What is being asked: Could you copy the records below exactly, leaving out any pictures?

[Entries from a dataset of interfaces]
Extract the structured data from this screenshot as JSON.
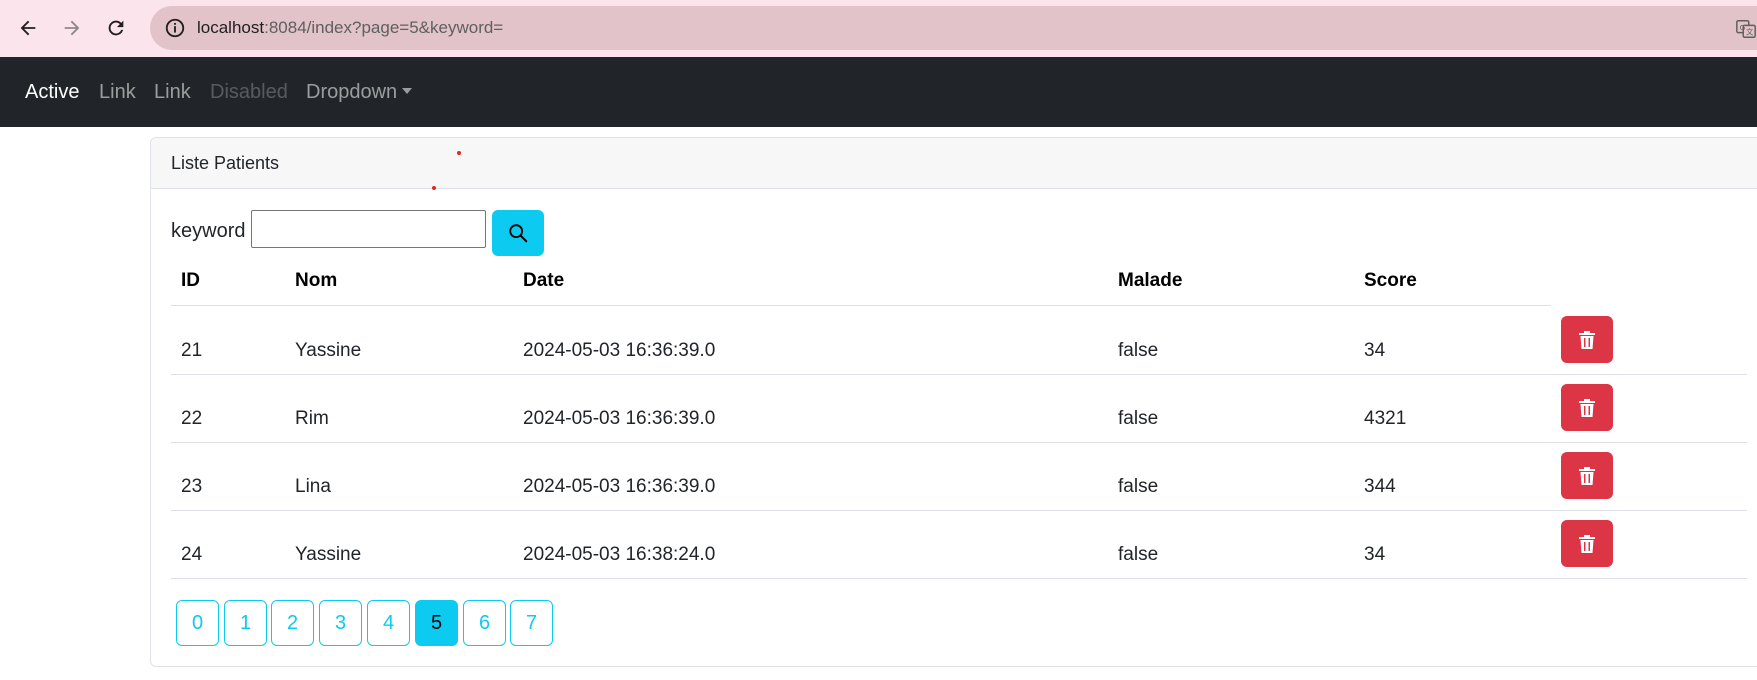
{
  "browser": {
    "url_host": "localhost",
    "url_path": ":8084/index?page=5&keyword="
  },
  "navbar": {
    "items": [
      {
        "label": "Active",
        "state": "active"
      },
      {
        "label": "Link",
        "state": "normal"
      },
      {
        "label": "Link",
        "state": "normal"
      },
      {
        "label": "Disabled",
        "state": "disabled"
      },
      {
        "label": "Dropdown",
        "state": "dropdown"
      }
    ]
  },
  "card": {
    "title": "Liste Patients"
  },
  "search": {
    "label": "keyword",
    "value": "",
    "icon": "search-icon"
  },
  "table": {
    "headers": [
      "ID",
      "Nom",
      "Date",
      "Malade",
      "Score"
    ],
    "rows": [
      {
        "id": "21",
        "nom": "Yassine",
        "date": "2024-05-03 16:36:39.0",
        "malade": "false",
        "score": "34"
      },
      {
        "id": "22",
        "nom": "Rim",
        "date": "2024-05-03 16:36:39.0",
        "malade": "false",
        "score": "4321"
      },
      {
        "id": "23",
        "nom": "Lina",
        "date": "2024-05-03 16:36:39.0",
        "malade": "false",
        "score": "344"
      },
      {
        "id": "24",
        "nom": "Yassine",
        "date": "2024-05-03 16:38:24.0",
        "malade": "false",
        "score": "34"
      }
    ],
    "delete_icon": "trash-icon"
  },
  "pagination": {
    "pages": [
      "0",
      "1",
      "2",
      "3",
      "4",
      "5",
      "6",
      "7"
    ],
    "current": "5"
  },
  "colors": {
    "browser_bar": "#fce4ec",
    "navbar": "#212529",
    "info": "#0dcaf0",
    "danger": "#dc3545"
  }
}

Response to the task:
Extract the structured data from this screenshot as JSON.
{
  "browser": {
    "url_host": "localhost",
    "url_path": ":8084/index?page=5&keyword="
  },
  "navbar": {
    "items": [
      {
        "label": "Active",
        "state": "active"
      },
      {
        "label": "Link",
        "state": "normal"
      },
      {
        "label": "Link",
        "state": "normal"
      },
      {
        "label": "Disabled",
        "state": "disabled"
      },
      {
        "label": "Dropdown",
        "state": "dropdown"
      }
    ]
  },
  "card": {
    "title": "Liste Patients"
  },
  "search": {
    "label": "keyword",
    "value": "",
    "icon": "search-icon"
  },
  "table": {
    "headers": [
      "ID",
      "Nom",
      "Date",
      "Malade",
      "Score"
    ],
    "rows": [
      {
        "id": "21",
        "nom": "Yassine",
        "date": "2024-05-03 16:36:39.0",
        "malade": "false",
        "score": "34"
      },
      {
        "id": "22",
        "nom": "Rim",
        "date": "2024-05-03 16:36:39.0",
        "malade": "false",
        "score": "4321"
      },
      {
        "id": "23",
        "nom": "Lina",
        "date": "2024-05-03 16:36:39.0",
        "malade": "false",
        "score": "344"
      },
      {
        "id": "24",
        "nom": "Yassine",
        "date": "2024-05-03 16:38:24.0",
        "malade": "false",
        "score": "34"
      }
    ],
    "delete_icon": "trash-icon"
  },
  "pagination": {
    "pages": [
      "0",
      "1",
      "2",
      "3",
      "4",
      "5",
      "6",
      "7"
    ],
    "current": "5"
  },
  "colors": {
    "browser_bar": "#fce4ec",
    "navbar": "#212529",
    "info": "#0dcaf0",
    "danger": "#dc3545"
  }
}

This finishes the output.